* start Data for processing *

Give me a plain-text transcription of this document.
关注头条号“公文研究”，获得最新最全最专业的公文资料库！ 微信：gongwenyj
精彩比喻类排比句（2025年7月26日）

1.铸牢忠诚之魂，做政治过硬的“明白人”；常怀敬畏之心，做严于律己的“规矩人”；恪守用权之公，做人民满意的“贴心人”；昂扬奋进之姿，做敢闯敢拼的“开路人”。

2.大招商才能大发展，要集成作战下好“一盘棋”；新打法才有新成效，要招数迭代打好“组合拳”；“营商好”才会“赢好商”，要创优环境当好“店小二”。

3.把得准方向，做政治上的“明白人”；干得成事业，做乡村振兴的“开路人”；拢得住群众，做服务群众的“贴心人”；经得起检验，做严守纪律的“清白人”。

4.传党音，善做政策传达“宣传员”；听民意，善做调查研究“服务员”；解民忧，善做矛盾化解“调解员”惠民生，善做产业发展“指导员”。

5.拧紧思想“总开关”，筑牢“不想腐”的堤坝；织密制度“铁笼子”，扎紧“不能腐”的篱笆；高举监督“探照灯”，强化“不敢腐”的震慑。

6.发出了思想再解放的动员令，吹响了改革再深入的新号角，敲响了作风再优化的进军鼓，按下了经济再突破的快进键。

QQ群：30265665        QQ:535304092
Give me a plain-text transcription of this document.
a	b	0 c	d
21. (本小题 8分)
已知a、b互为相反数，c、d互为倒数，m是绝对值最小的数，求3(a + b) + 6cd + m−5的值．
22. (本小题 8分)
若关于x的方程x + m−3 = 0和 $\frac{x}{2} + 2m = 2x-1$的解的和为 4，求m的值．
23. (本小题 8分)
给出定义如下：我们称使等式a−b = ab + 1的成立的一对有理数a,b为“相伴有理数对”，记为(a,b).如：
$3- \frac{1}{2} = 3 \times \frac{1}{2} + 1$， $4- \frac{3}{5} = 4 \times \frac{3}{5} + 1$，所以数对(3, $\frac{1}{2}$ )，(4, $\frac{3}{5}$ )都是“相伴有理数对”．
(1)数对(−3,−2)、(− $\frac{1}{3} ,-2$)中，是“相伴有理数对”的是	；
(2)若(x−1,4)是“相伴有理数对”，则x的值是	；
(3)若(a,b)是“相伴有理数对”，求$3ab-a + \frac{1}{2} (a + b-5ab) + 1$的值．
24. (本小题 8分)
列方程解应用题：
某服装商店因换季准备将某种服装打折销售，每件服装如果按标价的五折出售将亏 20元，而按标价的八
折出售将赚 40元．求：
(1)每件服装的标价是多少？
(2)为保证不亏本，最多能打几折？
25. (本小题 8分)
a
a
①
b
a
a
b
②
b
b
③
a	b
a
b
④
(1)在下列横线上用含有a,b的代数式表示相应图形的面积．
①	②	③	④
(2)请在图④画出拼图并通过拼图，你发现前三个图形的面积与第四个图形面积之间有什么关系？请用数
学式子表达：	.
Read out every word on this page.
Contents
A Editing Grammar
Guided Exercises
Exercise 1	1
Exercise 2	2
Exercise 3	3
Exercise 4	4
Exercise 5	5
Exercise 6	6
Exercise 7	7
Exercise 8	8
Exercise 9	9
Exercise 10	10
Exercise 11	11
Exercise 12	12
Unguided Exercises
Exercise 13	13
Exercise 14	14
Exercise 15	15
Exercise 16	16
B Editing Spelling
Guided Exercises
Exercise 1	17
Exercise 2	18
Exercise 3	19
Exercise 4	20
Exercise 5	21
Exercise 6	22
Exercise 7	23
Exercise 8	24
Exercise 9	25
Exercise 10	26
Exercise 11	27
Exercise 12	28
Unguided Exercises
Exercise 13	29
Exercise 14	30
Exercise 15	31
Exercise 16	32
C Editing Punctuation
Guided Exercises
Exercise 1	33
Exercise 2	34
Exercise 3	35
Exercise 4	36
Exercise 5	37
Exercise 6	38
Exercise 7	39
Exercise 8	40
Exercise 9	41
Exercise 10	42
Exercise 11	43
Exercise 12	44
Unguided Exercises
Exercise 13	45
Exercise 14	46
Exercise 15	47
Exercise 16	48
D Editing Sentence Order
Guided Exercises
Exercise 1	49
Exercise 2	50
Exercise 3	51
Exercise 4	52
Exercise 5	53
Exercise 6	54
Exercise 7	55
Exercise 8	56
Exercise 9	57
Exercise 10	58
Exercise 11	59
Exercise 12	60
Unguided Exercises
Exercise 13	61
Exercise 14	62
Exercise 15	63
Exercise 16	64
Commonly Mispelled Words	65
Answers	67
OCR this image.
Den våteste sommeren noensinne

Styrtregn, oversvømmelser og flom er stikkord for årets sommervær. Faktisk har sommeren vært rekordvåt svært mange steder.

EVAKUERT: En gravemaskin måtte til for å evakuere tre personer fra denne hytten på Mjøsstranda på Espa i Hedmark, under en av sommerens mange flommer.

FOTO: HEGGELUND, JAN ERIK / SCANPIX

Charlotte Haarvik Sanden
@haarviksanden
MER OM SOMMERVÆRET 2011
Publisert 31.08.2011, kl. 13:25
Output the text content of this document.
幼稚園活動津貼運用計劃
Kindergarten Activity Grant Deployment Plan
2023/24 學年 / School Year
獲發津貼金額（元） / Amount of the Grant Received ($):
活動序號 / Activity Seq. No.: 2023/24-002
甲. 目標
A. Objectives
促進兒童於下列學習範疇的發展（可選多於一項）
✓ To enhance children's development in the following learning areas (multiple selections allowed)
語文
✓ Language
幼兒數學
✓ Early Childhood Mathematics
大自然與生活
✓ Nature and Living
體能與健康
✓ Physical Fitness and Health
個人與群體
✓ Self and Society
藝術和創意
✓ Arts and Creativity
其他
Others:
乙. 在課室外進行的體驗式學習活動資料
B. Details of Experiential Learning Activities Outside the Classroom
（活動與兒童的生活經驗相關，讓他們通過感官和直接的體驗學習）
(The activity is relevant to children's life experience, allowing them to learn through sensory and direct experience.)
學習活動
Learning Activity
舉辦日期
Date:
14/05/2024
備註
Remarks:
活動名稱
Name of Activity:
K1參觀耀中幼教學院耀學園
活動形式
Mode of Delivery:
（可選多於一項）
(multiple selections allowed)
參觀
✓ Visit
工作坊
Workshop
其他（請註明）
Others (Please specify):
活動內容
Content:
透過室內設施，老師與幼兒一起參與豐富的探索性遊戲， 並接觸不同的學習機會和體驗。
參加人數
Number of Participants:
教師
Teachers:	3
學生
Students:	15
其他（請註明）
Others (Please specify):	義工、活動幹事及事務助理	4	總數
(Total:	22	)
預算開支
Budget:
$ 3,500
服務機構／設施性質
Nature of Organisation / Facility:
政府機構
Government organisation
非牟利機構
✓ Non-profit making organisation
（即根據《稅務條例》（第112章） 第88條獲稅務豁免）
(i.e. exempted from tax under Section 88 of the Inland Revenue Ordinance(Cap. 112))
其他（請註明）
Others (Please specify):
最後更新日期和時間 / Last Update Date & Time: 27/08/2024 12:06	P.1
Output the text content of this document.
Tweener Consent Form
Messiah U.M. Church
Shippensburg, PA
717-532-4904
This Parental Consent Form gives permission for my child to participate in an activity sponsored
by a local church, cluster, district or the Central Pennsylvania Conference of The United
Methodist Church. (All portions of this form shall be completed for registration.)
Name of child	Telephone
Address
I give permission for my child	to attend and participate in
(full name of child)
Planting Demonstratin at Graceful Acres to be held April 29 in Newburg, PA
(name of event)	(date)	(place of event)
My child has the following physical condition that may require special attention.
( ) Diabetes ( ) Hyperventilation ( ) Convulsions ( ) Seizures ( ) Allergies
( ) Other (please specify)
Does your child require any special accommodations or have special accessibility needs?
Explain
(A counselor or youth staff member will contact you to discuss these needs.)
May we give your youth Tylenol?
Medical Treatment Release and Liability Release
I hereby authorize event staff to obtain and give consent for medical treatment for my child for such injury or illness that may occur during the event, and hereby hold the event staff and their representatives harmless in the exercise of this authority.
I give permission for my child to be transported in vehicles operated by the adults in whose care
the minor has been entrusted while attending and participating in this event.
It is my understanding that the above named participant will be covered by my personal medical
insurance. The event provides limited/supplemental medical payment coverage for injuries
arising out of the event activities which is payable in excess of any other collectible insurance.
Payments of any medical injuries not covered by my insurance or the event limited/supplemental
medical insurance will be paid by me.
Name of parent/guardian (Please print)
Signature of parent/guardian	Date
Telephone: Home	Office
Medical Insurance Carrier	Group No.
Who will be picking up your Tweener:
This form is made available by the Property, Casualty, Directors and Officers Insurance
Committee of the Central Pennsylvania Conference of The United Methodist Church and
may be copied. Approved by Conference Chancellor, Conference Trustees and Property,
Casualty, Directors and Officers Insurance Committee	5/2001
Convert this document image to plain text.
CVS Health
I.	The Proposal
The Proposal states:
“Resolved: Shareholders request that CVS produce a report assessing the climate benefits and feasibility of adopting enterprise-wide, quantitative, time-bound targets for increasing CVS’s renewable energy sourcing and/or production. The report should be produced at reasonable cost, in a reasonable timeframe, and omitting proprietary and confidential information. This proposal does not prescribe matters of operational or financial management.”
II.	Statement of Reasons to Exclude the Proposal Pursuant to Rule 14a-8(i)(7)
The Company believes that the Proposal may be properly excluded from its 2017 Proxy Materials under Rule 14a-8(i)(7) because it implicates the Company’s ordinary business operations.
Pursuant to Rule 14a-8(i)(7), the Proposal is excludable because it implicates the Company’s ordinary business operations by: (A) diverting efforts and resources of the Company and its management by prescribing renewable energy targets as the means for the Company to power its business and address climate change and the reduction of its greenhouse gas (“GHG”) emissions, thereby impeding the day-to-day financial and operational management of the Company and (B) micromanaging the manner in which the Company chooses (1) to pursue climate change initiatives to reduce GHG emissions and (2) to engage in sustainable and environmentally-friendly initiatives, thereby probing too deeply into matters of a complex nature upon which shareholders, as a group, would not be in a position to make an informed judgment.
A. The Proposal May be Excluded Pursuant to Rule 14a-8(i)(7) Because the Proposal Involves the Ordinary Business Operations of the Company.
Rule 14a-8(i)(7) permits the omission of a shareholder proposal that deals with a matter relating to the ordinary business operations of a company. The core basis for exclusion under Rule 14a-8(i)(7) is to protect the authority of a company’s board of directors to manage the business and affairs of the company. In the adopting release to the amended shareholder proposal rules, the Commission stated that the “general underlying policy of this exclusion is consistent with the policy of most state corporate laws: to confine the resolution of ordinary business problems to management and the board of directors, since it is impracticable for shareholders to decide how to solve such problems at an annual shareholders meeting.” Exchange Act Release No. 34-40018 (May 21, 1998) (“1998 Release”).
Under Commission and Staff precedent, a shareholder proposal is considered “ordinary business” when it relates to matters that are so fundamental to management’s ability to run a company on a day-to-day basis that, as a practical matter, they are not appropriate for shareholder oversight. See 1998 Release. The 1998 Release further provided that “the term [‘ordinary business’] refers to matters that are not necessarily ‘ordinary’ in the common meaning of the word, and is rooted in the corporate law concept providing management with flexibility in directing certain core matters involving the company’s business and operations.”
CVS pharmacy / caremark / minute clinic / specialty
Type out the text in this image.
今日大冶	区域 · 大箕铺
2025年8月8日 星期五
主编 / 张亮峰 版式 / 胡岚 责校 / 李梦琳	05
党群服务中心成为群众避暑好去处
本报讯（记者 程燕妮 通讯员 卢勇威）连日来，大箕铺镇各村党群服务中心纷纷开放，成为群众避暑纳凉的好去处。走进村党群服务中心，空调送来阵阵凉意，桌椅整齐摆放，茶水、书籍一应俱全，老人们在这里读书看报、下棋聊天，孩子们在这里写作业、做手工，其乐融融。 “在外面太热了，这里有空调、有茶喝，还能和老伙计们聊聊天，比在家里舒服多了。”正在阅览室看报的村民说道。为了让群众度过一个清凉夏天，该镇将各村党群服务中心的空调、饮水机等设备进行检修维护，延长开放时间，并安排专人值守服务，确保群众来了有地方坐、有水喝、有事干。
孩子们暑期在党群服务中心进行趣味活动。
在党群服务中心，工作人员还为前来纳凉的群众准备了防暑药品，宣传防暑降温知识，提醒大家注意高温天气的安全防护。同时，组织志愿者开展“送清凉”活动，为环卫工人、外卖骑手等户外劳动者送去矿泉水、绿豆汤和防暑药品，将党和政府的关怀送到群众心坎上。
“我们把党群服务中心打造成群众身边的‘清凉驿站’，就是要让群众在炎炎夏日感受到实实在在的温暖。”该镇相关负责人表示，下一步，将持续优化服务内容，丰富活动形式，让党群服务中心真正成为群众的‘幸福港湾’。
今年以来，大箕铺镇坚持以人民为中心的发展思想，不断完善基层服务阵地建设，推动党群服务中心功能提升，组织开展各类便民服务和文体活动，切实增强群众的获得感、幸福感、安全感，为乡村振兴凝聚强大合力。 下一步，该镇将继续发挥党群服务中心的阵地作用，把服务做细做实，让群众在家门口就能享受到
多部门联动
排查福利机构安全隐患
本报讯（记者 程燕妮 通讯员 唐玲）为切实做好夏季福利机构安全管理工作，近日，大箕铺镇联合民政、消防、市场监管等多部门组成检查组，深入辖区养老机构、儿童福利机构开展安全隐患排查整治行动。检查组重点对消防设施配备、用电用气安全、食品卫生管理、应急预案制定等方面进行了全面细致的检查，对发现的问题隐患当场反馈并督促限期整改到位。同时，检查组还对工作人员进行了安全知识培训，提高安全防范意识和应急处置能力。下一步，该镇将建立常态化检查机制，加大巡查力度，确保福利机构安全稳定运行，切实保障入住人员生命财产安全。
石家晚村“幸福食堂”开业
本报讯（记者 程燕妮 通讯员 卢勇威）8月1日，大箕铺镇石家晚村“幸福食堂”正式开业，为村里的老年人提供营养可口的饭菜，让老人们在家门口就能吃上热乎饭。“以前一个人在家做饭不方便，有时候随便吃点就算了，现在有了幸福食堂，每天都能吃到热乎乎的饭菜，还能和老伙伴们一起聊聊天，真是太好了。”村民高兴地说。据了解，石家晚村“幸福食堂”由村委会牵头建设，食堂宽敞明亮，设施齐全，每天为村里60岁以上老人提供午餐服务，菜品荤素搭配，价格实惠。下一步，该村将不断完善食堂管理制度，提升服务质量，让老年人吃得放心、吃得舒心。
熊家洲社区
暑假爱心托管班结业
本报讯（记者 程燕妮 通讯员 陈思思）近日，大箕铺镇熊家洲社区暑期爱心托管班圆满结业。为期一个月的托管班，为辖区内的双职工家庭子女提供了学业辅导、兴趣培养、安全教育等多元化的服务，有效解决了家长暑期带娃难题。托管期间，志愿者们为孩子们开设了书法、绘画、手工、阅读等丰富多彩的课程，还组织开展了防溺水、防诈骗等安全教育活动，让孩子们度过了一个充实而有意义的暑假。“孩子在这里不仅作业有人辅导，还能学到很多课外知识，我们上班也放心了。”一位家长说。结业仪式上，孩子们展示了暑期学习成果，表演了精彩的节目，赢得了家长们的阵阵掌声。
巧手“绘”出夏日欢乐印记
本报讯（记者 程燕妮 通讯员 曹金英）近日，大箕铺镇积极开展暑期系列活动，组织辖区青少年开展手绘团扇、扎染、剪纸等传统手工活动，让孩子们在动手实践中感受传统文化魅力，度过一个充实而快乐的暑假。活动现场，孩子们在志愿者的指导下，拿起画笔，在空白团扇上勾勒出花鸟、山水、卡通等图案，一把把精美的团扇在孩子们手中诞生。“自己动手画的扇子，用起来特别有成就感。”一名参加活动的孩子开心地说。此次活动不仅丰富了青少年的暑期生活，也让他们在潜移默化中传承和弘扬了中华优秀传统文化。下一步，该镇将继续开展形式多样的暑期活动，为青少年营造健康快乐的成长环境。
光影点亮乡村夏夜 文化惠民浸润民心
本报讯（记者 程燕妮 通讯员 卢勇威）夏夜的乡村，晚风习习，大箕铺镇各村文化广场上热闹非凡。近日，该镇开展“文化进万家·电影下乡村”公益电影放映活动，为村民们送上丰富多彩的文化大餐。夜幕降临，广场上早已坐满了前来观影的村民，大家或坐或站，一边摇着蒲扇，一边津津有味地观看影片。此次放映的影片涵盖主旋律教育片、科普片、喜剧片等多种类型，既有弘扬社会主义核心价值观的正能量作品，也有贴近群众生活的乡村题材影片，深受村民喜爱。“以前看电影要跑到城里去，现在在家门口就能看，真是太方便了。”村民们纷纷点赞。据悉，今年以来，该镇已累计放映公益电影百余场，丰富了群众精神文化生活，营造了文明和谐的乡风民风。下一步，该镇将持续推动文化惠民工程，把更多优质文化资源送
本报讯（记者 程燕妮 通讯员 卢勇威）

* end Data for processing *

Report how many lines in the data include the word "Casualty", and give nothing but the count.

Exercise result: 2